* _Given instruction_: Every record should be written out exactly, please.
=-=-=-=-=
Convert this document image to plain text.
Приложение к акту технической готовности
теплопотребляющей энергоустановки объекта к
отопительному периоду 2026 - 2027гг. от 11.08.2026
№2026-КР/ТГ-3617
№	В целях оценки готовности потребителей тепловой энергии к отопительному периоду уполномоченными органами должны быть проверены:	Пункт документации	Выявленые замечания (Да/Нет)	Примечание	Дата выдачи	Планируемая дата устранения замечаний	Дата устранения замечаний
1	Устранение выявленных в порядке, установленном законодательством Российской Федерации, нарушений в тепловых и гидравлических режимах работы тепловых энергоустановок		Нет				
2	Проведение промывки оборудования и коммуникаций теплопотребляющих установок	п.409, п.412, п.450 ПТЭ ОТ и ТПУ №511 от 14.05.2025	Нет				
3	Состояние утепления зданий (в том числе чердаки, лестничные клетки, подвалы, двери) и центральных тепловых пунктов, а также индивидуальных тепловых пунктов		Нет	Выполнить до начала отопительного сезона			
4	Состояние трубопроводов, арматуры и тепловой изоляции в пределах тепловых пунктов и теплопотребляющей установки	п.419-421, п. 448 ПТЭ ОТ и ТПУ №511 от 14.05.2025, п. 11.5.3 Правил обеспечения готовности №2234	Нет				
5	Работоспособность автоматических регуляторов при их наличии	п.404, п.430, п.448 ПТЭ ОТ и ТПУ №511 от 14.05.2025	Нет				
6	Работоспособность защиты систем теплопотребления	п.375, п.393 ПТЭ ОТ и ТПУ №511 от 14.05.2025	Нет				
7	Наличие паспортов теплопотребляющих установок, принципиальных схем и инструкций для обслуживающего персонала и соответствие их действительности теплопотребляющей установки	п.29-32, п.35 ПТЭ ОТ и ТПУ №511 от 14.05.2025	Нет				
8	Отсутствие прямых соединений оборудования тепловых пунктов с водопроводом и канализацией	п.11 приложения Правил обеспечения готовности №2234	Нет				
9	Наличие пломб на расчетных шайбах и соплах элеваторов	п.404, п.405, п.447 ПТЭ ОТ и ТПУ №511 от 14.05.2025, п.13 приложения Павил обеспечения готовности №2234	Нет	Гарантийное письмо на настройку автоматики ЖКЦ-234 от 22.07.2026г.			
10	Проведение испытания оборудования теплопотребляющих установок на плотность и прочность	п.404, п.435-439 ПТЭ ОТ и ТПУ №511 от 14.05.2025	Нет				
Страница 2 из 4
=-=-=-=-=
* _Answer_:
Convert this document image to plain text.
Приложение к акту технической готовности
теплопотребляющей энергоустановки объекта к
отопительному периоду 2026 - 2027гг. от 11.08.2026
№2026-КР/ТГ-3617
№	В целях оценки готовности потребителей тепловой энергии к отопительному периоду уполномоченными органами должны быть проверены:	Пункт документации	Выявленые замечания (Да/Нет)	Примечание	Дата выдачи	Планируемая дата устранения замечаний	Дата устранения замечаний
1	Устранение выявленных в порядке, установленном законодательством Российской Федерации, нарушений в тепловых и гидравлических режимах работы тепловых энергоустановок		Нет				
2	Проведение промывки оборудования и коммуникаций теплопотребляющих установок	п.409, п.412, п.450 ПТЭ ОТ и ТПУ №511 от 14.05.2025	Нет				
3	Состояние утепления зданий (в том числе чердаки, лестничные клетки, подвалы, двери) и центральных тепловых пунктов, а также индивидуальных тепловых пунктов		Нет	Выполнить до начала отопительного сезона			
4	Состояние трубопроводов, арматуры и тепловой изоляции в пределах тепловых пунктов и теплопотребляющей установки	п.419-421, п. 448 ПТЭ ОТ и ТПУ №511 от 14.05.2025, п. 11.5.3 Правил обеспечения готовности №2234	Нет				
5	Работоспособность автоматических регуляторов при их наличии	п.404, п.430, п.448 ПТЭ ОТ и ТПУ №511 от 14.05.2025	Нет				
6	Работоспособность защиты систем теплопотребления	п.375, п.393 ПТЭ ОТ и ТПУ №511 от 14.05.2025	Нет				
7	Наличие паспортов теплопотребляющих установок, принципиальных схем и инструкций для обслуживающего персонала и соответствие их действительности теплопотребляющей установки	п.29-32, п.35 ПТЭ ОТ и ТПУ №511 от 14.05.2025	Нет				
8	Отсутствие прямых соединений оборудования тепловых пунктов с водопроводом и канализацией	п.11 приложения Правил обеспечения готовности №2234	Нет				
9	Наличие пломб на расчетных шайбах и соплах элеваторов	п.404, п.405, п.447 ПТЭ ОТ и ТПУ №511 от 14.05.2025, п.13 приложения Павил обеспечения готовности №2234	Нет	Гарантийное письмо на настройку автоматики ЖКЦ-234 от 22.07.2026г.			
10	Проведение испытания оборудования теплопотребляющих установок на плотность и прочность	п.404, п.435-439 ПТЭ ОТ и ТПУ №511 от 14.05.2025	Нет				
Страница 2 из 4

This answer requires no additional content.